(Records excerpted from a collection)
==================================================

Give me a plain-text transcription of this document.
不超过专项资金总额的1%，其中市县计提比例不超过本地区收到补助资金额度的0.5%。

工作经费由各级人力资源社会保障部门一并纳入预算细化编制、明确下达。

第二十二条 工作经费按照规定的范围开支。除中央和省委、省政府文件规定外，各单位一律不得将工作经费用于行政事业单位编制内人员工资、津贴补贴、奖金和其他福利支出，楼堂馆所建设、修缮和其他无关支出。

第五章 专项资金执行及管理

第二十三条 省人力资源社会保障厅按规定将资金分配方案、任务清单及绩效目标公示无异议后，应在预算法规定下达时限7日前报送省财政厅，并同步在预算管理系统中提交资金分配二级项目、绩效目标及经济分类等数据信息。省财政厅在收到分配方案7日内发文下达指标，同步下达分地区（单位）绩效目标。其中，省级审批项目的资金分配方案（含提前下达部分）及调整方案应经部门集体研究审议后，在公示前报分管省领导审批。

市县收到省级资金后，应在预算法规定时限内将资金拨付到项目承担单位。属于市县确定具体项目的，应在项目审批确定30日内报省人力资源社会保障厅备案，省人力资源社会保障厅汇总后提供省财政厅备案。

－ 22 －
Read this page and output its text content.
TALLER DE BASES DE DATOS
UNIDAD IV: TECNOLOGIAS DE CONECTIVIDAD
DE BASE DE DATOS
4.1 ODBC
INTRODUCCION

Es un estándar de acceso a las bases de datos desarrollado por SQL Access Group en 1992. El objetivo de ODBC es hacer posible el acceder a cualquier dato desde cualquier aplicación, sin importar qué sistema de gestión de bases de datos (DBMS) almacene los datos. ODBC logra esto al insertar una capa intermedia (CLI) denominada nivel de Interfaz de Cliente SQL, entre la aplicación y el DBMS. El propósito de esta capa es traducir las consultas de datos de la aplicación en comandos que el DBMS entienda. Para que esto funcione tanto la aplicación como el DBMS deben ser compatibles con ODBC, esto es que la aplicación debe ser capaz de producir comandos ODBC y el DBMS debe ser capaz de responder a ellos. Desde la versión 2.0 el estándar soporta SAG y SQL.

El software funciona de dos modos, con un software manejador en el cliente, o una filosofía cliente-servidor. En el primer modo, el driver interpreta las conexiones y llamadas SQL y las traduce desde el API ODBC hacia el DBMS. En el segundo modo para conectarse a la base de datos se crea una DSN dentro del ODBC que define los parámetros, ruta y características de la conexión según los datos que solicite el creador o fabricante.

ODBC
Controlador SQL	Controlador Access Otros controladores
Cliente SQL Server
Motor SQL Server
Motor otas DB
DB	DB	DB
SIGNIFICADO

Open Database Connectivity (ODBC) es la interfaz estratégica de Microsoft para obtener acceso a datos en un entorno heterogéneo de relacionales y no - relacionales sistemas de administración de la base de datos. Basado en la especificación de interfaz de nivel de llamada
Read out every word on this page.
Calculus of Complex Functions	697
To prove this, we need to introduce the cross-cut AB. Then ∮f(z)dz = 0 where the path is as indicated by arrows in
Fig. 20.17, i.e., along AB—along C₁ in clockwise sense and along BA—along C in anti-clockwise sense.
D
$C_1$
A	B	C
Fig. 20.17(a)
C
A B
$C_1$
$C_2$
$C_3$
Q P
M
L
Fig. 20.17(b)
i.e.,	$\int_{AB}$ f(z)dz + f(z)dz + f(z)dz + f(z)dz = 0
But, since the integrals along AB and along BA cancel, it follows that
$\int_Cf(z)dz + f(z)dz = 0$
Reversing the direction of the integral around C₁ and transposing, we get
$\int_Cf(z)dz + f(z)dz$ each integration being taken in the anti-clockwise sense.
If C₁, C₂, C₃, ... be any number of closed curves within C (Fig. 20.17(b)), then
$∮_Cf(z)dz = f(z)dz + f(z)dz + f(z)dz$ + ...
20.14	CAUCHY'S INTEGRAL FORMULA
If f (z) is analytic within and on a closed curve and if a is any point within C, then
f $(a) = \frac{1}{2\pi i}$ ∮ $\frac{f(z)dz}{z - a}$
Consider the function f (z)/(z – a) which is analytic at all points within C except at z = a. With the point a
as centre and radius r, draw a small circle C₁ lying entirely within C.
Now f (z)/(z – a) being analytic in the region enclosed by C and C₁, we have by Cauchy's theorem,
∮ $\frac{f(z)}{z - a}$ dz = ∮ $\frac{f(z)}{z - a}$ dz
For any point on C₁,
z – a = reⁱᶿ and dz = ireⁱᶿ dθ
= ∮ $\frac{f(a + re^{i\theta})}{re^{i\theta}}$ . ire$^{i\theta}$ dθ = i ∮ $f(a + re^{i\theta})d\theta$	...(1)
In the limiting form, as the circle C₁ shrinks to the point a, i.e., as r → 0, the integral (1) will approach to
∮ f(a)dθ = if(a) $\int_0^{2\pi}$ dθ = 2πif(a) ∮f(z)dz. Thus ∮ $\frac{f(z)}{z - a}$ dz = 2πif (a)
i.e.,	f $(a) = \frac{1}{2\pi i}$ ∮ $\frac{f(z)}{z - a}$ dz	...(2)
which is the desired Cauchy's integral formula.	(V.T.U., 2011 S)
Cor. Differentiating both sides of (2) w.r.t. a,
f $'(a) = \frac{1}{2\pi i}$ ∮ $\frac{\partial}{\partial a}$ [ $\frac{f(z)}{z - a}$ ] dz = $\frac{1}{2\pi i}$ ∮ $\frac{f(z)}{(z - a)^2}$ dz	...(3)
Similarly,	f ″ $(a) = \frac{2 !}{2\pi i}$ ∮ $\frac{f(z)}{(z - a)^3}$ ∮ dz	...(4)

==================================================

### Do this
Pull out each line of the entries that contains "point".

### Written answer
If f (z) is analytic within and on a closed curve and if a is any point within C, then
Consider the function f (z)/(z – a) which is analytic at all points within C except at z = a. With the point a
For any point on C₁,
In the limiting form, as the circle C₁ shrinks to the point a, i.e., as r → 0, the integral (1) will approach to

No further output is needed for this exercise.